## The problem:
Repeat the material verbatim. Images are excluded from the copy.

(Extracted records)

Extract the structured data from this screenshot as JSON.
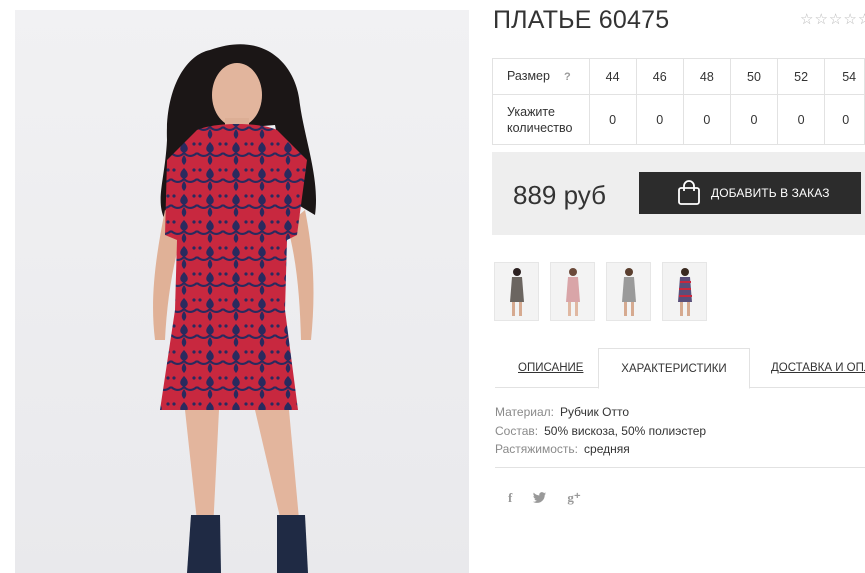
{
  "product": {
    "title": "ПЛАТЬЕ 60475",
    "rating_icon": "star-outline-icon",
    "rating_stars": 0,
    "rating_max": 5
  },
  "size_table": {
    "size_label": "Размер",
    "help_mark": "?",
    "sizes": [
      "44",
      "46",
      "48",
      "50",
      "52",
      "54"
    ],
    "qty_label": "Укажите количество",
    "quantities": [
      "0",
      "0",
      "0",
      "0",
      "0",
      "0"
    ]
  },
  "purchase": {
    "price": "889 руб",
    "order_button_label": "ДОБАВИТЬ В ЗАКАЗ",
    "order_icon": "shopping-bag-icon"
  },
  "thumbnails": [
    {
      "color": "#6b6560"
    },
    {
      "color": "#d9a5a8"
    },
    {
      "color": "#9a9a9a"
    },
    {
      "color": "#5a4f7a"
    }
  ],
  "tabs": [
    {
      "label": "ОПИСАНИЕ",
      "active": false
    },
    {
      "label": "ХАРАКТЕРИСТИКИ",
      "active": true
    },
    {
      "label": "ДОСТАВКА И ОПЛАТА",
      "active": false
    }
  ],
  "specs": [
    {
      "key": "Материал:",
      "value": "Рубчик Отто"
    },
    {
      "key": "Состав:",
      "value": "50% вискоза, 50% полиэстер"
    },
    {
      "key": "Растяжимость:",
      "value": "средняя"
    }
  ],
  "social": {
    "facebook": "f",
    "twitter": "twitter-bird-icon",
    "google_plus": "g⁺"
  },
  "colors": {
    "dress_red": "#c8283f",
    "dress_pattern": "#2a2a5e",
    "button_bg": "#2c2c2c",
    "panel_bg": "#eeeeee"
  }
}
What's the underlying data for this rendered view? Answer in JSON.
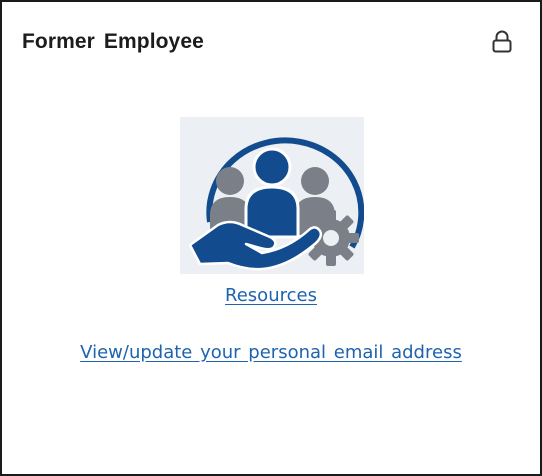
{
  "card": {
    "title": "Former Employee",
    "lock_icon": "lock-icon",
    "illustration_icon": "people-hand-gear-icon",
    "links": {
      "resources": "Resources",
      "personal_email": "View/update your personal email address"
    }
  },
  "colors": {
    "brand_blue": "#124c8f",
    "figure_gray": "#7b8088",
    "link_blue": "#1d63ad",
    "title_text": "#1c1c1c"
  }
}
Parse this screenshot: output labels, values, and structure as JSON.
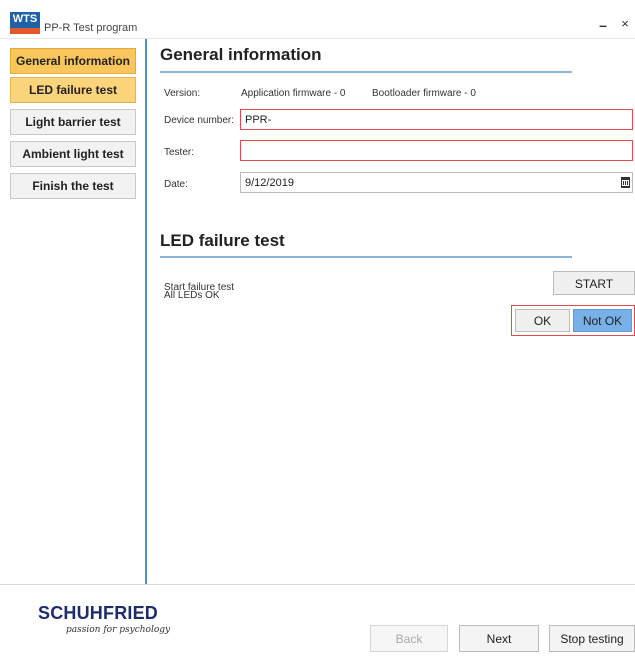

## Correct answer:
Extract the structured data from this screenshot as JSON.
{
  "product": {
    "title": "ПЛАТЬЕ 60475",
    "rating_icon": "star-outline-icon",
    "rating_stars": 0,
    "rating_max": 5
  },
  "size_table": {
    "size_label": "Размер",
    "help_mark": "?",
    "sizes": [
      "44",
      "46",
      "48",
      "50",
      "52",
      "54"
    ],
    "qty_label": "Укажите количество",
    "quantities": [
      "0",
      "0",
      "0",
      "0",
      "0",
      "0"
    ]
  },
  "purchase": {
    "price": "889 руб",
    "order_button_label": "ДОБАВИТЬ В ЗАКАЗ",
    "order_icon": "shopping-bag-icon"
  },
  "thumbnails": [
    {
      "color": "#6b6560"
    },
    {
      "color": "#d9a5a8"
    },
    {
      "color": "#9a9a9a"
    },
    {
      "color": "#5a4f7a"
    }
  ],
  "tabs": [
    {
      "label": "ОПИСАНИЕ",
      "active": false
    },
    {
      "label": "ХАРАКТЕРИСТИКИ",
      "active": true
    },
    {
      "label": "ДОСТАВКА И ОПЛАТА",
      "active": false
    }
  ],
  "specs": [
    {
      "key": "Материал:",
      "value": "Рубчик Отто"
    },
    {
      "key": "Состав:",
      "value": "50% вискоза, 50% полиэстер"
    },
    {
      "key": "Растяжимость:",
      "value": "средняя"
    }
  ],
  "social": {
    "facebook": "f",
    "twitter": "twitter-bird-icon",
    "google_plus": "g⁺"
  },
  "colors": {
    "dress_red": "#c8283f",
    "dress_pattern": "#2a2a5e",
    "button_bg": "#2c2c2c",
    "panel_bg": "#eeeeee"
  }
}
What's the underlying data for this rendered view? Answer in JSON.
{
  "card": {
    "title": "Former Employee",
    "lock_icon": "lock-icon",
    "illustration_icon": "people-hand-gear-icon",
    "links": {
      "resources": "Resources",
      "personal_email": "View/update your personal email address"
    }
  },
  "colors": {
    "brand_blue": "#124c8f",
    "figure_gray": "#7b8088",
    "link_blue": "#1d63ad",
    "title_text": "#1c1c1c"
  }
}
Parse this screenshot: output labels, values, and structure as JSON.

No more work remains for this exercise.